# [Your task]
Copy the lines below verbatim, beginning with the line that includes "Output a JSON" and continuing to the end; leave out everything before it.

# [Material]
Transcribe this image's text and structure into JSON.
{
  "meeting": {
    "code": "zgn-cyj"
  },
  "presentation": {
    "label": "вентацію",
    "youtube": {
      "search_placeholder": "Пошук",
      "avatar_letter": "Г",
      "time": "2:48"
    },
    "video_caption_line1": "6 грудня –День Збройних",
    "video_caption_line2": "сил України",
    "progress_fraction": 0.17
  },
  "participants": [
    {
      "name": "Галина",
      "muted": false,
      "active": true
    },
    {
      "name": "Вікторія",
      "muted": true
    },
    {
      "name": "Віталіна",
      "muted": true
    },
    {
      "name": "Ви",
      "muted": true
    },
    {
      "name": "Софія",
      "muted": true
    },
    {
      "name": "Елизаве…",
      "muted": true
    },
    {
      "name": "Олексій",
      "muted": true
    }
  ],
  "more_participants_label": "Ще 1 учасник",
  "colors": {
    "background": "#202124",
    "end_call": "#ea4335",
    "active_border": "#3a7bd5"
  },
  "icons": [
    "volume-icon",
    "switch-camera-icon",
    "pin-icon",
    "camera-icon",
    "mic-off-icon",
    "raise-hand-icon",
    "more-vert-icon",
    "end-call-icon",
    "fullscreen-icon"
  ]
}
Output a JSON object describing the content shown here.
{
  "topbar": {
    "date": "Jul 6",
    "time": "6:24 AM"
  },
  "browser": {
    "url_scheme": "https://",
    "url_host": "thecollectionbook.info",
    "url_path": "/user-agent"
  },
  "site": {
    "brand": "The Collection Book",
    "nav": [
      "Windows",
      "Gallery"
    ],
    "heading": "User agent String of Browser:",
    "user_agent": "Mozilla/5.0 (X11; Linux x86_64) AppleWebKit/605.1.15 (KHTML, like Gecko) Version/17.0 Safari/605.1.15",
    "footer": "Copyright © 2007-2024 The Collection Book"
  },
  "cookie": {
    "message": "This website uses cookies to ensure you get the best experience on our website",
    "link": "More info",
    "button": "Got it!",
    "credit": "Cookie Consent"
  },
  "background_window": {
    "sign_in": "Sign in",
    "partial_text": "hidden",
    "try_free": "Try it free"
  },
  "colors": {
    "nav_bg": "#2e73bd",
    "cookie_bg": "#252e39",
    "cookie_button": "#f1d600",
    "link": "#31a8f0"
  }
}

# [Exercise solution]
Output a JSON object describing the content shown here.
{
  "topbar": {
    "date": "Jul 6",
    "time": "6:24 AM"
  },
  "browser": {
    "url_scheme": "https://",
    "url_host": "thecollectionbook.info",
    "url_path": "/user-agent"
  },
  "site": {
    "brand": "The Collection Book",
    "nav": [
      "Windows",
      "Gallery"
    ],
    "heading": "User agent String of Browser:",
    "user_agent": "Mozilla/5.0 (X11; Linux x86_64) AppleWebKit/605.1.15 (KHTML, like Gecko) Version/17.0 Safari/605.1.15",
    "footer": "Copyright © 2007-2024 The Collection Book"
  },
  "cookie": {
    "message": "This website uses cookies to ensure you get the best experience on our website",
    "link": "More info",
    "button": "Got it!",
    "credit": "Cookie Consent"
  },
  "background_window": {
    "sign_in": "Sign in",
    "partial_text": "hidden",
    "try_free": "Try it free"
  },
  "colors": {
    "nav_bg": "#2e73bd",
    "cookie_bg": "#252e39",
    "cookie_button": "#f1d600",
    "link": "#31a8f0"
  }
}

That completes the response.